The exercise:
Output every entry exactly as written, but omit the pictures.

Excerpts from a figure dataset
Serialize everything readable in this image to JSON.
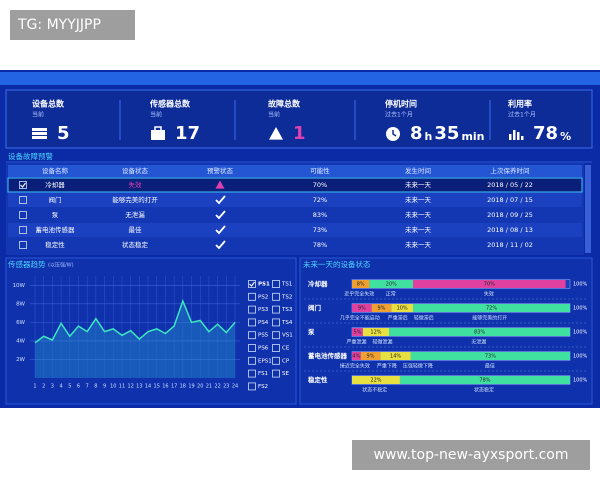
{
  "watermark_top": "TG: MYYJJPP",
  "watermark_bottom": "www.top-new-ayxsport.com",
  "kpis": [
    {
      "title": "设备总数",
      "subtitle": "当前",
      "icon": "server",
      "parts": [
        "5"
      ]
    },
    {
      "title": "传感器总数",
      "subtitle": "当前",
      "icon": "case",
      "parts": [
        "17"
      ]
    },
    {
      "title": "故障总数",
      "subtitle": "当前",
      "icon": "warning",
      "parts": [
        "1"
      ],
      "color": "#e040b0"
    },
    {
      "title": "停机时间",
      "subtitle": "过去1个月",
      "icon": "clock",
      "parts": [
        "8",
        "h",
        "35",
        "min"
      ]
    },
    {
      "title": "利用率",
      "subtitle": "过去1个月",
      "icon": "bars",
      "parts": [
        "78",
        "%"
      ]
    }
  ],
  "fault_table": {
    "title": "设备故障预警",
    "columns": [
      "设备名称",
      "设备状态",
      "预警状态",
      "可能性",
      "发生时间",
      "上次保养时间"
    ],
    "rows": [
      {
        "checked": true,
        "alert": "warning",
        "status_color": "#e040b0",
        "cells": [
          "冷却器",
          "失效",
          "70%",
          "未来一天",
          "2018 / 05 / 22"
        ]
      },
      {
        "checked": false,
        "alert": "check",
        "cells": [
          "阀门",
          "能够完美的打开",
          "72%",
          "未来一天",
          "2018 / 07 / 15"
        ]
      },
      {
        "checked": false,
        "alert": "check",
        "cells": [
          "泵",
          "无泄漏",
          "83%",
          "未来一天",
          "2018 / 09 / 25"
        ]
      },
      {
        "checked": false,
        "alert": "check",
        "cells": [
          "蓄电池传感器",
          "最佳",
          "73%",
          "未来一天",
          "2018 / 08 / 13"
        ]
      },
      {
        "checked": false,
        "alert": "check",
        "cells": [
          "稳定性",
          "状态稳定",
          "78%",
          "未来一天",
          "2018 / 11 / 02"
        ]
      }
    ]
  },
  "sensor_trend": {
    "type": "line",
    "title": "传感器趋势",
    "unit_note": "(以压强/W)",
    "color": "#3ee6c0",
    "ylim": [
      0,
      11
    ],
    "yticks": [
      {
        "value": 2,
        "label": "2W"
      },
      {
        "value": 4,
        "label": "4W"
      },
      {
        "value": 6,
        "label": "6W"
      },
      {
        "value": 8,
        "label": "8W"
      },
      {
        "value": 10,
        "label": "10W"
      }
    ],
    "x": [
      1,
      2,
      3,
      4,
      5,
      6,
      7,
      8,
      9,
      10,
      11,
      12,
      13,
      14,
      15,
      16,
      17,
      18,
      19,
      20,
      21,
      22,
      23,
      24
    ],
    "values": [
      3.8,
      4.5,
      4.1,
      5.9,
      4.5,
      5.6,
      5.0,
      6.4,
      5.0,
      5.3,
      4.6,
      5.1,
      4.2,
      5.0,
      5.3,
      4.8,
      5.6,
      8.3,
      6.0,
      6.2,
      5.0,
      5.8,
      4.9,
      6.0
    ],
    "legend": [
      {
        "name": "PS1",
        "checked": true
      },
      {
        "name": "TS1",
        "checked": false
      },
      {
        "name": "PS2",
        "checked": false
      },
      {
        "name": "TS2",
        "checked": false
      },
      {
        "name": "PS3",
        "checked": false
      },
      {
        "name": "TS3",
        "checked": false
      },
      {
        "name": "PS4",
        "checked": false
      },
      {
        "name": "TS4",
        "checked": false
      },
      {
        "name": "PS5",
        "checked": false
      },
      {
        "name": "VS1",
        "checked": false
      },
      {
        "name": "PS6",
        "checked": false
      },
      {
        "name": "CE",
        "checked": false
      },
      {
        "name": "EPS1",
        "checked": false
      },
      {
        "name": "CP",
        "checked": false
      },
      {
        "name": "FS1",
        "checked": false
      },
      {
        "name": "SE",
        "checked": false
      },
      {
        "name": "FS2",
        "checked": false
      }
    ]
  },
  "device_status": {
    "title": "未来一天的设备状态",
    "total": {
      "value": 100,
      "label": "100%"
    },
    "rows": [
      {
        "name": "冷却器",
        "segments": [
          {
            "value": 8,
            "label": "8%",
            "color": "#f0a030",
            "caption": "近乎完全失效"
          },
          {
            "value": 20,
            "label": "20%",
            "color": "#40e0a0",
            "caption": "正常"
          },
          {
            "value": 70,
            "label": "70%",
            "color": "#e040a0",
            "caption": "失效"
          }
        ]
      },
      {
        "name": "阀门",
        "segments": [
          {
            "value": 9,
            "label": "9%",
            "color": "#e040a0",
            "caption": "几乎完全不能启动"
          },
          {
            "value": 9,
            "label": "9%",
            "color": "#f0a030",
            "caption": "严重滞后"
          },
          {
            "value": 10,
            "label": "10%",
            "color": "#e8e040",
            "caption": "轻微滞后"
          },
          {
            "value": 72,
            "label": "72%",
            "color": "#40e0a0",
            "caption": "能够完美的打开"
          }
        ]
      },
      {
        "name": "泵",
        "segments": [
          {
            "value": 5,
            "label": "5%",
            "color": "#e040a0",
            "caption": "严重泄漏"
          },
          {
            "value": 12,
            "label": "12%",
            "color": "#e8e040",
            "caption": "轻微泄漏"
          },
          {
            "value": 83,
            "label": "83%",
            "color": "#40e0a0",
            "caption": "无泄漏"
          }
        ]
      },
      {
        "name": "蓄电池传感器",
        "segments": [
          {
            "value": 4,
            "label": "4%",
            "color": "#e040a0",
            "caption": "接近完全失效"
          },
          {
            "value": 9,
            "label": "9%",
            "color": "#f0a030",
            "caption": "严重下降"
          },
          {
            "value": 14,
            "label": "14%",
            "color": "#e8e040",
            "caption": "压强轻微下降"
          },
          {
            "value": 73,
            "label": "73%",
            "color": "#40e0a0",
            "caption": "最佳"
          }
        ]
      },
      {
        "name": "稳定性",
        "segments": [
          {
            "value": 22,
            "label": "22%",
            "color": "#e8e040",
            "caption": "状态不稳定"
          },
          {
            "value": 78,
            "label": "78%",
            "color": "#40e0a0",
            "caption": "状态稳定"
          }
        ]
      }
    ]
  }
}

Correct output:
Serialize everything readable in this image to JSON.
{
  "watermark_top": "TG: MYYJJPP",
  "watermark_bottom": "www.top-new-ayxsport.com",
  "kpis": [
    {
      "title": "设备总数",
      "subtitle": "当前",
      "icon": "server",
      "parts": [
        "5"
      ]
    },
    {
      "title": "传感器总数",
      "subtitle": "当前",
      "icon": "case",
      "parts": [
        "17"
      ]
    },
    {
      "title": "故障总数",
      "subtitle": "当前",
      "icon": "warning",
      "parts": [
        "1"
      ],
      "color": "#e040b0"
    },
    {
      "title": "停机时间",
      "subtitle": "过去1个月",
      "icon": "clock",
      "parts": [
        "8",
        "h",
        "35",
        "min"
      ]
    },
    {
      "title": "利用率",
      "subtitle": "过去1个月",
      "icon": "bars",
      "parts": [
        "78",
        "%"
      ]
    }
  ],
  "fault_table": {
    "title": "设备故障预警",
    "columns": [
      "设备名称",
      "设备状态",
      "预警状态",
      "可能性",
      "发生时间",
      "上次保养时间"
    ],
    "rows": [
      {
        "checked": true,
        "alert": "warning",
        "status_color": "#e040b0",
        "cells": [
          "冷却器",
          "失效",
          "70%",
          "未来一天",
          "2018 / 05 / 22"
        ]
      },
      {
        "checked": false,
        "alert": "check",
        "cells": [
          "阀门",
          "能够完美的打开",
          "72%",
          "未来一天",
          "2018 / 07 / 15"
        ]
      },
      {
        "checked": false,
        "alert": "check",
        "cells": [
          "泵",
          "无泄漏",
          "83%",
          "未来一天",
          "2018 / 09 / 25"
        ]
      },
      {
        "checked": false,
        "alert": "check",
        "cells": [
          "蓄电池传感器",
          "最佳",
          "73%",
          "未来一天",
          "2018 / 08 / 13"
        ]
      },
      {
        "checked": false,
        "alert": "check",
        "cells": [
          "稳定性",
          "状态稳定",
          "78%",
          "未来一天",
          "2018 / 11 / 02"
        ]
      }
    ]
  },
  "sensor_trend": {
    "type": "line",
    "title": "传感器趋势",
    "unit_note": "(以压强/W)",
    "color": "#3ee6c0",
    "ylim": [
      0,
      11
    ],
    "yticks": [
      {
        "value": 2,
        "label": "2W"
      },
      {
        "value": 4,
        "label": "4W"
      },
      {
        "value": 6,
        "label": "6W"
      },
      {
        "value": 8,
        "label": "8W"
      },
      {
        "value": 10,
        "label": "10W"
      }
    ],
    "x": [
      1,
      2,
      3,
      4,
      5,
      6,
      7,
      8,
      9,
      10,
      11,
      12,
      13,
      14,
      15,
      16,
      17,
      18,
      19,
      20,
      21,
      22,
      23,
      24
    ],
    "values": [
      3.8,
      4.5,
      4.1,
      5.9,
      4.5,
      5.6,
      5.0,
      6.4,
      5.0,
      5.3,
      4.6,
      5.1,
      4.2,
      5.0,
      5.3,
      4.8,
      5.6,
      8.3,
      6.0,
      6.2,
      5.0,
      5.8,
      4.9,
      6.0
    ],
    "legend": [
      {
        "name": "PS1",
        "checked": true
      },
      {
        "name": "TS1",
        "checked": false
      },
      {
        "name": "PS2",
        "checked": false
      },
      {
        "name": "TS2",
        "checked": false
      },
      {
        "name": "PS3",
        "checked": false
      },
      {
        "name": "TS3",
        "checked": false
      },
      {
        "name": "PS4",
        "checked": false
      },
      {
        "name": "TS4",
        "checked": false
      },
      {
        "name": "PS5",
        "checked": false
      },
      {
        "name": "VS1",
        "checked": false
      },
      {
        "name": "PS6",
        "checked": false
      },
      {
        "name": "CE",
        "checked": false
      },
      {
        "name": "EPS1",
        "checked": false
      },
      {
        "name": "CP",
        "checked": false
      },
      {
        "name": "FS1",
        "checked": false
      },
      {
        "name": "SE",
        "checked": false
      },
      {
        "name": "FS2",
        "checked": false
      }
    ]
  },
  "device_status": {
    "title": "未来一天的设备状态",
    "total": {
      "value": 100,
      "label": "100%"
    },
    "rows": [
      {
        "name": "冷却器",
        "segments": [
          {
            "value": 8,
            "label": "8%",
            "color": "#f0a030",
            "caption": "近乎完全失效"
          },
          {
            "value": 20,
            "label": "20%",
            "color": "#40e0a0",
            "caption": "正常"
          },
          {
            "value": 70,
            "label": "70%",
            "color": "#e040a0",
            "caption": "失效"
          }
        ]
      },
      {
        "name": "阀门",
        "segments": [
          {
            "value": 9,
            "label": "9%",
            "color": "#e040a0",
            "caption": "几乎完全不能启动"
          },
          {
            "value": 9,
            "label": "9%",
            "color": "#f0a030",
            "caption": "严重滞后"
          },
          {
            "value": 10,
            "label": "10%",
            "color": "#e8e040",
            "caption": "轻微滞后"
          },
          {
            "value": 72,
            "label": "72%",
            "color": "#40e0a0",
            "caption": "能够完美的打开"
          }
        ]
      },
      {
        "name": "泵",
        "segments": [
          {
            "value": 5,
            "label": "5%",
            "color": "#e040a0",
            "caption": "严重泄漏"
          },
          {
            "value": 12,
            "label": "12%",
            "color": "#e8e040",
            "caption": "轻微泄漏"
          },
          {
            "value": 83,
            "label": "83%",
            "color": "#40e0a0",
            "caption": "无泄漏"
          }
        ]
      },
      {
        "name": "蓄电池传感器",
        "segments": [
          {
            "value": 4,
            "label": "4%",
            "color": "#e040a0",
            "caption": "接近完全失效"
          },
          {
            "value": 9,
            "label": "9%",
            "color": "#f0a030",
            "caption": "严重下降"
          },
          {
            "value": 14,
            "label": "14%",
            "color": "#e8e040",
            "caption": "压强轻微下降"
          },
          {
            "value": 73,
            "label": "73%",
            "color": "#40e0a0",
            "caption": "最佳"
          }
        ]
      },
      {
        "name": "稳定性",
        "segments": [
          {
            "value": 22,
            "label": "22%",
            "color": "#e8e040",
            "caption": "状态不稳定"
          },
          {
            "value": 78,
            "label": "78%",
            "color": "#40e0a0",
            "caption": "状态稳定"
          }
        ]
      }
    ]
  }
}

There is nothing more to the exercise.